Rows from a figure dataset
[start]

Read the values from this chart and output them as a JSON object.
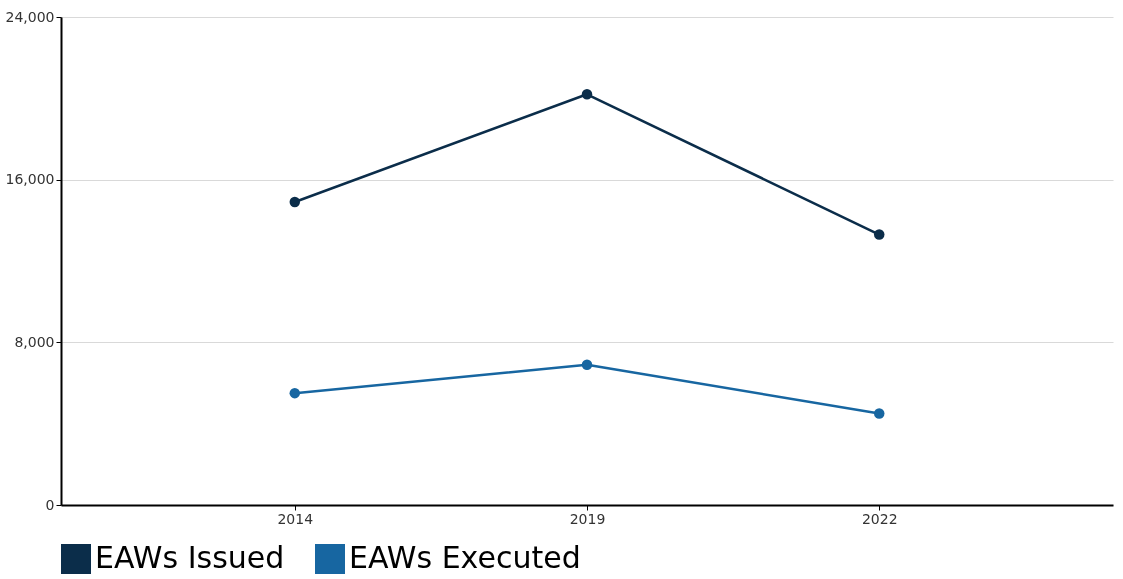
{
  "chart_data": {
    "type": "line",
    "categories": [
      "2014",
      "2019",
      "2022"
    ],
    "series": [
      {
        "name": "EAWs Issued",
        "color": "#0b2d4a",
        "values": [
          14900,
          20200,
          13300
        ]
      },
      {
        "name": "EAWs Executed",
        "color": "#1766a1",
        "values": [
          5500,
          6900,
          4500
        ]
      }
    ],
    "ylim": [
      0,
      24000
    ],
    "yticks": [
      {
        "value": 0,
        "label": "0"
      },
      {
        "value": 8000,
        "label": "8,000"
      },
      {
        "value": 16000,
        "label": "16,000"
      },
      {
        "value": 24000,
        "label": "24,000"
      }
    ],
    "grid": "y",
    "legend": "bottom",
    "marker": "circle",
    "line_style": "solid"
  }
}
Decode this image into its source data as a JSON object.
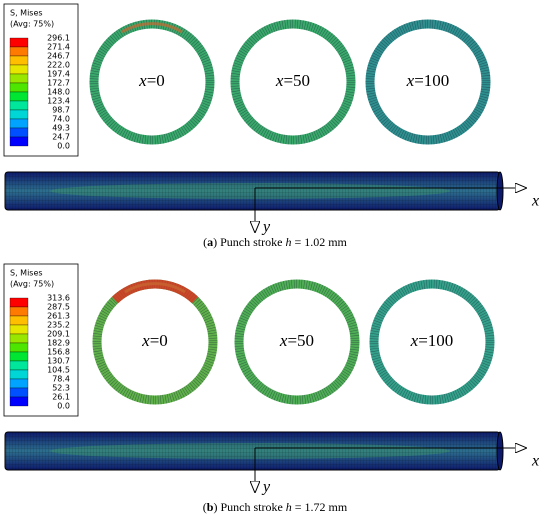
{
  "panels": [
    {
      "legend": {
        "title": "S, Mises",
        "subtitle": "(Avg: 75%)",
        "values": [
          "296.1",
          "271.4",
          "246.7",
          "222.0",
          "197.4",
          "172.7",
          "148.0",
          "123.4",
          "98.7",
          "74.0",
          "49.3",
          "24.7",
          "0.0"
        ]
      },
      "rings": [
        {
          "var": "x",
          "eq": "=0"
        },
        {
          "var": "x",
          "eq": "=50"
        },
        {
          "var": "x",
          "eq": "=100"
        }
      ],
      "x_axis": "x",
      "y_axis": "y",
      "caption": {
        "label": "a",
        "prefix": "Punch stroke",
        "var": "h",
        "suffix": "= 1.02 mm"
      }
    },
    {
      "legend": {
        "title": "S, Mises",
        "subtitle": "(Avg: 75%)",
        "values": [
          "313.6",
          "287.5",
          "261.3",
          "235.2",
          "209.1",
          "182.9",
          "156.8",
          "130.7",
          "104.5",
          "78.4",
          "52.3",
          "26.1",
          "0.0"
        ]
      },
      "rings": [
        {
          "var": "x",
          "eq": "=0"
        },
        {
          "var": "x",
          "eq": "=50"
        },
        {
          "var": "x",
          "eq": "=100"
        }
      ],
      "x_axis": "x",
      "y_axis": "y",
      "caption": {
        "label": "b",
        "prefix": "Punch stroke",
        "var": "h",
        "suffix": "= 1.72 mm"
      }
    }
  ]
}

[end]

→ WHAT TO WORK ON
Write out exactly the lines from the line holding "Decode this image" through the last line of the records above, inclusive, and nothing more. Leave out the pictures.

→ ANSWER IN FULL
Decode this image into its source data as a JSON object.
{
  "panels": [
    {
      "legend": {
        "title": "S, Mises",
        "subtitle": "(Avg: 75%)",
        "values": [
          "296.1",
          "271.4",
          "246.7",
          "222.0",
          "197.4",
          "172.7",
          "148.0",
          "123.4",
          "98.7",
          "74.0",
          "49.3",
          "24.7",
          "0.0"
        ]
      },
      "rings": [
        {
          "var": "x",
          "eq": "=0"
        },
        {
          "var": "x",
          "eq": "=50"
        },
        {
          "var": "x",
          "eq": "=100"
        }
      ],
      "x_axis": "x",
      "y_axis": "y",
      "caption": {
        "label": "a",
        "prefix": "Punch stroke",
        "var": "h",
        "suffix": "= 1.02 mm"
      }
    },
    {
      "legend": {
        "title": "S, Mises",
        "subtitle": "(Avg: 75%)",
        "values": [
          "313.6",
          "287.5",
          "261.3",
          "235.2",
          "209.1",
          "182.9",
          "156.8",
          "130.7",
          "104.5",
          "78.4",
          "52.3",
          "26.1",
          "0.0"
        ]
      },
      "rings": [
        {
          "var": "x",
          "eq": "=0"
        },
        {
          "var": "x",
          "eq": "=50"
        },
        {
          "var": "x",
          "eq": "=100"
        }
      ],
      "x_axis": "x",
      "y_axis": "y",
      "caption": {
        "label": "b",
        "prefix": "Punch stroke",
        "var": "h",
        "suffix": "= 1.72 mm"
      }
    }
  ]
}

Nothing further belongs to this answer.